Collected data:
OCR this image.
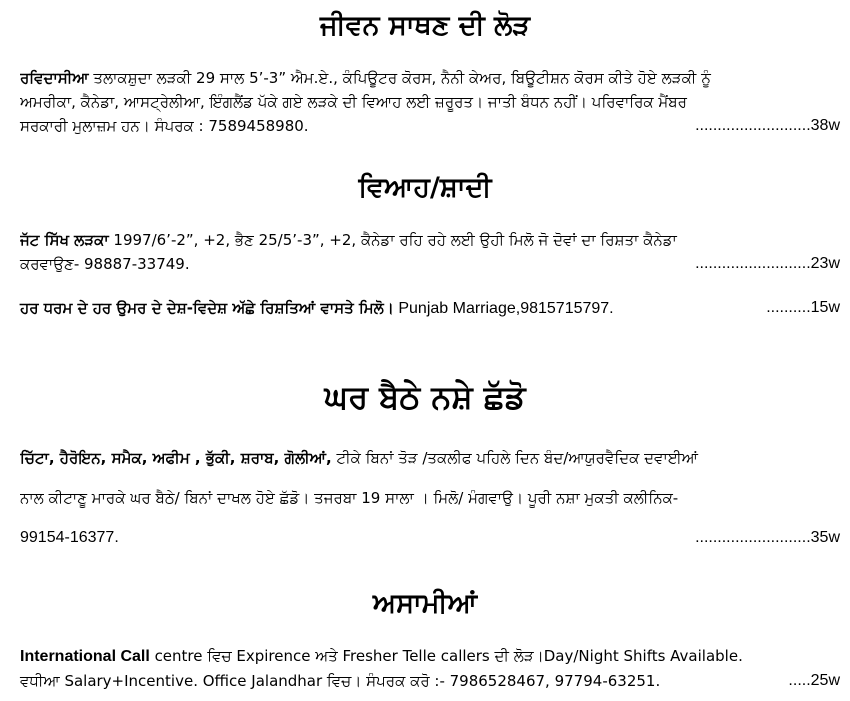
ਜੀਵਨ ਸਾਥਣ ਦੀ ਲੋੜ
ਰਵਿਦਾਸੀਆ ਤਲਾਕਸ਼ੁਦਾ ਲੜਕੀ 29 ਸਾਲ 5’-3” ਐਮ.ਏ., ਕੰਪਿਊਟਰ ਕੋਰਸ, ਨੈਨੀ ਕੇਅਰ, ਬਿਊਟੀਸ਼ਨ ਕੋਰਸ ਕੀਤੇ ਹੋਏ ਲੜਕੀ ਨੂੰ
ਅਮਰੀਕਾ, ਕੈਨੇਡਾ, ਆਸਟ੍ਰੇਲੀਆ, ਇੰਗਲੈਂਡ ਪੱਕੇ ਗਏ ਲੜਕੇ ਦੀ ਵਿਆਹ ਲਈ ਜ਼ਰੂਰਤ। ਜਾਤੀ ਬੰਧਨ ਨਹੀਂ। ਪਰਿਵਾਰਿਕ ਮੈਂਬਰ
ਸਰਕਾਰੀ ਮੁਲਾਜ਼ਮ ਹਨ। ਸੰਪਰਕ : 7589458980.	..........................38w
ਵਿਆਹ/ਸ਼ਾਦੀ
ਜੱਟ ਸਿੱਖ ਲੜਕਾ 1997/6’-2”, +2, ਭੈਣ 25/5’-3”, +2, ਕੈਨੇਡਾ ਰਹਿ ਰਹੇ ਲਈ ਉਹੀ ਮਿਲੋ ਜੋ ਦੋਵਾਂ ਦਾ ਰਿਸ਼ਤਾ ਕੈਨੇਡਾ
ਕਰਵਾਉਣ- 98887-33749.	..........................23w
ਹਰ ਧਰਮ ਦੇ ਹਰ ਉਮਰ ਦੇ ਦੇਸ਼-ਵਿਦੇਸ਼ ਅੱਛੇ ਰਿਸ਼ਤਿਆਂ ਵਾਸਤੇ ਮਿਲੋ। Punjab Marriage,9815715797.	..........15w
ਘਰ ਬੈਠੇ ਨਸ਼ੇ ਛੱਡੋ
ਚਿੱਟਾ, ਹੈਰੋਇਨ, ਸਮੈਕ, ਅਫੀਮ , ਭੁੱਕੀ, ਸ਼ਰਾਬ, ਗੋਲੀਆਂ, ਟੀਕੇ ਬਿਨਾਂ ਤੋੜ /ਤਕਲੀਫ ਪਹਿਲੇ ਦਿਨ ਬੰਦ/ਆਯੁਰਵੈਦਿਕ ਦਵਾਈਆਂ
ਨਾਲ ਕੀਟਾਣੂ ਮਾਰਕੇ ਘਰ ਬੈਠੇ/ ਬਿਨਾਂ ਦਾਖਲ ਹੋਏ ਛੱਡੋ। ਤਜਰਬਾ 19 ਸਾਲਾ । ਮਿਲੋ/ ਮੰਗਵਾਉ। ਪੂਰੀ ਨਸ਼ਾ ਮੁਕਤੀ ਕਲੀਨਿਕ-
99154-16377.	..........................35w
ਅਸਾਮੀਆਂ
International Call centre ਵਿਚ Expirence ਅਤੇ Fresher Telle callers ਦੀ ਲੋੜ।Day/Night Shifts Available.
ਵਧੀਆ Salary+Incentive. Office Jalandhar ਵਿਚ। ਸੰਪਰਕ ਕਰੋ :- 7986528467, 97794-63251.	.....25w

Goal: Retype the data above exactly; pictures are not part of the copy.

Expected answer:
OCR this image.
ਜੀਵਨ ਸਾਥਣ ਦੀ ਲੋੜ
ਰਵਿਦਾਸੀਆ ਤਲਾਕਸ਼ੁਦਾ ਲੜਕੀ 29 ਸਾਲ 5’-3” ਐਮ.ਏ., ਕੰਪਿਊਟਰ ਕੋਰਸ, ਨੈਨੀ ਕੇਅਰ, ਬਿਊਟੀਸ਼ਨ ਕੋਰਸ ਕੀਤੇ ਹੋਏ ਲੜਕੀ ਨੂੰ
ਅਮਰੀਕਾ, ਕੈਨੇਡਾ, ਆਸਟ੍ਰੇਲੀਆ, ਇੰਗਲੈਂਡ ਪੱਕੇ ਗਏ ਲੜਕੇ ਦੀ ਵਿਆਹ ਲਈ ਜ਼ਰੂਰਤ। ਜਾਤੀ ਬੰਧਨ ਨਹੀਂ। ਪਰਿਵਾਰਿਕ ਮੈਂਬਰ
ਸਰਕਾਰੀ ਮੁਲਾਜ਼ਮ ਹਨ। ਸੰਪਰਕ : 7589458980.	..........................38w
ਵਿਆਹ/ਸ਼ਾਦੀ
ਜੱਟ ਸਿੱਖ ਲੜਕਾ 1997/6’-2”, +2, ਭੈਣ 25/5’-3”, +2, ਕੈਨੇਡਾ ਰਹਿ ਰਹੇ ਲਈ ਉਹੀ ਮਿਲੋ ਜੋ ਦੋਵਾਂ ਦਾ ਰਿਸ਼ਤਾ ਕੈਨੇਡਾ
ਕਰਵਾਉਣ- 98887-33749.	..........................23w
ਹਰ ਧਰਮ ਦੇ ਹਰ ਉਮਰ ਦੇ ਦੇਸ਼-ਵਿਦੇਸ਼ ਅੱਛੇ ਰਿਸ਼ਤਿਆਂ ਵਾਸਤੇ ਮਿਲੋ। Punjab Marriage,9815715797.	..........15w
ਘਰ ਬੈਠੇ ਨਸ਼ੇ ਛੱਡੋ
ਚਿੱਟਾ, ਹੈਰੋਇਨ, ਸਮੈਕ, ਅਫੀਮ , ਭੁੱਕੀ, ਸ਼ਰਾਬ, ਗੋਲੀਆਂ, ਟੀਕੇ ਬਿਨਾਂ ਤੋੜ /ਤਕਲੀਫ ਪਹਿਲੇ ਦਿਨ ਬੰਦ/ਆਯੁਰਵੈਦਿਕ ਦਵਾਈਆਂ
ਨਾਲ ਕੀਟਾਣੂ ਮਾਰਕੇ ਘਰ ਬੈਠੇ/ ਬਿਨਾਂ ਦਾਖਲ ਹੋਏ ਛੱਡੋ। ਤਜਰਬਾ 19 ਸਾਲਾ । ਮਿਲੋ/ ਮੰਗਵਾਉ। ਪੂਰੀ ਨਸ਼ਾ ਮੁਕਤੀ ਕਲੀਨਿਕ-
99154-16377.	..........................35w
ਅਸਾਮੀਆਂ
International Call centre ਵਿਚ Expirence ਅਤੇ Fresher Telle callers ਦੀ ਲੋੜ।Day/Night Shifts Available.
ਵਧੀਆ Salary+Incentive. Office Jalandhar ਵਿਚ। ਸੰਪਰਕ ਕਰੋ :- 7986528467, 97794-63251.	.....25w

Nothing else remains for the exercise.